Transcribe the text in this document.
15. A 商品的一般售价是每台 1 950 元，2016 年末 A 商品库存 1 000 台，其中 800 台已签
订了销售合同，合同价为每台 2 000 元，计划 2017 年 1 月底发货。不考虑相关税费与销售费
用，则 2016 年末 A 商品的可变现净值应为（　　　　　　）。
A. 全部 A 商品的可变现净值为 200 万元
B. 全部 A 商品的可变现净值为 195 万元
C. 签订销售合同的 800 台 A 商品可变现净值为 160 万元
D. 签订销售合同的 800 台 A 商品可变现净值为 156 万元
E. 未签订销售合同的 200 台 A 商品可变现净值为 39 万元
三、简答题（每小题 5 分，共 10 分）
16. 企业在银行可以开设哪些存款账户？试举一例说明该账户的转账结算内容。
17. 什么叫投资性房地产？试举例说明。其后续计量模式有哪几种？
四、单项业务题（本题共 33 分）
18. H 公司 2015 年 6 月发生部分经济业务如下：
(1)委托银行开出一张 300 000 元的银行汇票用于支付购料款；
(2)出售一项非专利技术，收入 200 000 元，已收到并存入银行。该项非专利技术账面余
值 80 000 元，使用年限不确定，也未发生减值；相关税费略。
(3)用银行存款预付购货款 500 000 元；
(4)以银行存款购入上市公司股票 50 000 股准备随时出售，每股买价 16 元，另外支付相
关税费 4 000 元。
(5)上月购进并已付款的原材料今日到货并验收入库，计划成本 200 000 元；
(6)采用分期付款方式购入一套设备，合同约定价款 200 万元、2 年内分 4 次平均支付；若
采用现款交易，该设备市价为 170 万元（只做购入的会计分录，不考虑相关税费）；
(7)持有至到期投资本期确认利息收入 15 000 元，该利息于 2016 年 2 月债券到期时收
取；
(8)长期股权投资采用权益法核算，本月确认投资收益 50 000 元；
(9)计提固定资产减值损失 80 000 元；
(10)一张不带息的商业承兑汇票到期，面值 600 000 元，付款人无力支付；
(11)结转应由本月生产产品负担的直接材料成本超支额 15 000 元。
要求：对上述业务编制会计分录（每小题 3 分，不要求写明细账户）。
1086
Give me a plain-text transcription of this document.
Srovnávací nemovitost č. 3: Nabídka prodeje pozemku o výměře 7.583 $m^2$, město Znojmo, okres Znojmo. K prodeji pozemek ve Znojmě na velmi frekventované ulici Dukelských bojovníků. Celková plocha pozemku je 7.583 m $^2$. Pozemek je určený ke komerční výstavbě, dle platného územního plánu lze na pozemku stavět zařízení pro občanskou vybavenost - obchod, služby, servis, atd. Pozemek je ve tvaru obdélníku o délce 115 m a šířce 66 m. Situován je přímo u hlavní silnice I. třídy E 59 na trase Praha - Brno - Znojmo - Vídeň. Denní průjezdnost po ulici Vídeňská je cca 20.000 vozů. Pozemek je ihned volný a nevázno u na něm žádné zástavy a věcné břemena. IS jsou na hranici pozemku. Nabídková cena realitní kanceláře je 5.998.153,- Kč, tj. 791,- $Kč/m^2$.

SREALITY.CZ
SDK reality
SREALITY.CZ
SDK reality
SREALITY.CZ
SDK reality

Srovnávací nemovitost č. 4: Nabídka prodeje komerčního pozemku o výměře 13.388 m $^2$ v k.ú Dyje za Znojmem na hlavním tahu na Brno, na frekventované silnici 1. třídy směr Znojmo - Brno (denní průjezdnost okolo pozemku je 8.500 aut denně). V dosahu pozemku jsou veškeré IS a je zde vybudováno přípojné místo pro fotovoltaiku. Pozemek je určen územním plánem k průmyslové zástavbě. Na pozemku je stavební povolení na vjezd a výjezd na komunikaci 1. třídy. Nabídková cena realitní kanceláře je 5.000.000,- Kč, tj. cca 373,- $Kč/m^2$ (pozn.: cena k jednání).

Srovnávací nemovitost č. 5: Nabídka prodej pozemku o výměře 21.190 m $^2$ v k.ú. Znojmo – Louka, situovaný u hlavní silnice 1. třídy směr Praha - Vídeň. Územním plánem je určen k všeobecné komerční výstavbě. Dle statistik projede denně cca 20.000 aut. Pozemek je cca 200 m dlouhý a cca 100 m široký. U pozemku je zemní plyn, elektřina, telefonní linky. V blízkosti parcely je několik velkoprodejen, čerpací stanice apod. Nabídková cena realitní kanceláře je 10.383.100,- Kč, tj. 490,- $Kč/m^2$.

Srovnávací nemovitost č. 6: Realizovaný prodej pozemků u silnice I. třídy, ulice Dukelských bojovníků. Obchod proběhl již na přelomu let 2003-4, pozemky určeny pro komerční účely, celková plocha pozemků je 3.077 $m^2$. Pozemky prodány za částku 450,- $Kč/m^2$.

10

----------------------------------------

● **Task to carry out**
From the first line to the last, retype the data exactly.

● **Full response**
Transcribe the text in this document.
15. A 商品的一般售价是每台 1 950 元，2016 年末 A 商品库存 1 000 台，其中 800 台已签
订了销售合同，合同价为每台 2 000 元，计划 2017 年 1 月底发货。不考虑相关税费与销售费
用，则 2016 年末 A 商品的可变现净值应为（　　　　　　）。
A. 全部 A 商品的可变现净值为 200 万元
B. 全部 A 商品的可变现净值为 195 万元
C. 签订销售合同的 800 台 A 商品可变现净值为 160 万元
D. 签订销售合同的 800 台 A 商品可变现净值为 156 万元
E. 未签订销售合同的 200 台 A 商品可变现净值为 39 万元
三、简答题（每小题 5 分，共 10 分）
16. 企业在银行可以开设哪些存款账户？试举一例说明该账户的转账结算内容。
17. 什么叫投资性房地产？试举例说明。其后续计量模式有哪几种？
四、单项业务题（本题共 33 分）
18. H 公司 2015 年 6 月发生部分经济业务如下：
(1)委托银行开出一张 300 000 元的银行汇票用于支付购料款；
(2)出售一项非专利技术，收入 200 000 元，已收到并存入银行。该项非专利技术账面余
值 80 000 元，使用年限不确定，也未发生减值；相关税费略。
(3)用银行存款预付购货款 500 000 元；
(4)以银行存款购入上市公司股票 50 000 股准备随时出售，每股买价 16 元，另外支付相
关税费 4 000 元。
(5)上月购进并已付款的原材料今日到货并验收入库，计划成本 200 000 元；
(6)采用分期付款方式购入一套设备，合同约定价款 200 万元、2 年内分 4 次平均支付；若
采用现款交易，该设备市价为 170 万元（只做购入的会计分录，不考虑相关税费）；
(7)持有至到期投资本期确认利息收入 15 000 元，该利息于 2016 年 2 月债券到期时收
取；
(8)长期股权投资采用权益法核算，本月确认投资收益 50 000 元；
(9)计提固定资产减值损失 80 000 元；
(10)一张不带息的商业承兑汇票到期，面值 600 000 元，付款人无力支付；
(11)结转应由本月生产产品负担的直接材料成本超支额 15 000 元。
要求：对上述业务编制会计分录（每小题 3 分，不要求写明细账户）。
1086
Give me a plain-text transcription of this document.
Srovnávací nemovitost č. 3: Nabídka prodeje pozemku o výměře 7.583 $m^2$, město Znojmo, okres Znojmo. K prodeji pozemek ve Znojmě na velmi frekventované ulici Dukelských bojovníků. Celková plocha pozemku je 7.583 m $^2$. Pozemek je určený ke komerční výstavbě, dle platného územního plánu lze na pozemku stavět zařízení pro občanskou vybavenost - obchod, služby, servis, atd. Pozemek je ve tvaru obdélníku o délce 115 m a šířce 66 m. Situován je přímo u hlavní silnice I. třídy E 59 na trase Praha - Brno - Znojmo - Vídeň. Denní průjezdnost po ulici Vídeňská je cca 20.000 vozů. Pozemek je ihned volný a nevázno u na něm žádné zástavy a věcné břemena. IS jsou na hranici pozemku. Nabídková cena realitní kanceláře je 5.998.153,- Kč, tj. 791,- $Kč/m^2$.

SREALITY.CZ
SDK reality
SREALITY.CZ
SDK reality
SREALITY.CZ
SDK reality

Srovnávací nemovitost č. 4: Nabídka prodeje komerčního pozemku o výměře 13.388 m $^2$ v k.ú Dyje za Znojmem na hlavním tahu na Brno, na frekventované silnici 1. třídy směr Znojmo - Brno (denní průjezdnost okolo pozemku je 8.500 aut denně). V dosahu pozemku jsou veškeré IS a je zde vybudováno přípojné místo pro fotovoltaiku. Pozemek je určen územním plánem k průmyslové zástavbě. Na pozemku je stavební povolení na vjezd a výjezd na komunikaci 1. třídy. Nabídková cena realitní kanceláře je 5.000.000,- Kč, tj. cca 373,- $Kč/m^2$ (pozn.: cena k jednání).

Srovnávací nemovitost č. 5: Nabídka prodej pozemku o výměře 21.190 m $^2$ v k.ú. Znojmo – Louka, situovaný u hlavní silnice 1. třídy směr Praha - Vídeň. Územním plánem je určen k všeobecné komerční výstavbě. Dle statistik projede denně cca 20.000 aut. Pozemek je cca 200 m dlouhý a cca 100 m široký. U pozemku je zemní plyn, elektřina, telefonní linky. V blízkosti parcely je několik velkoprodejen, čerpací stanice apod. Nabídková cena realitní kanceláře je 10.383.100,- Kč, tj. 490,- $Kč/m^2$.

Srovnávací nemovitost č. 6: Realizovaný prodej pozemků u silnice I. třídy, ulice Dukelských bojovníků. Obchod proběhl již na přelomu let 2003-4, pozemky určeny pro komerční účely, celková plocha pozemků je 3.077 $m^2$. Pozemky prodány za částku 450,- $Kč/m^2$.

10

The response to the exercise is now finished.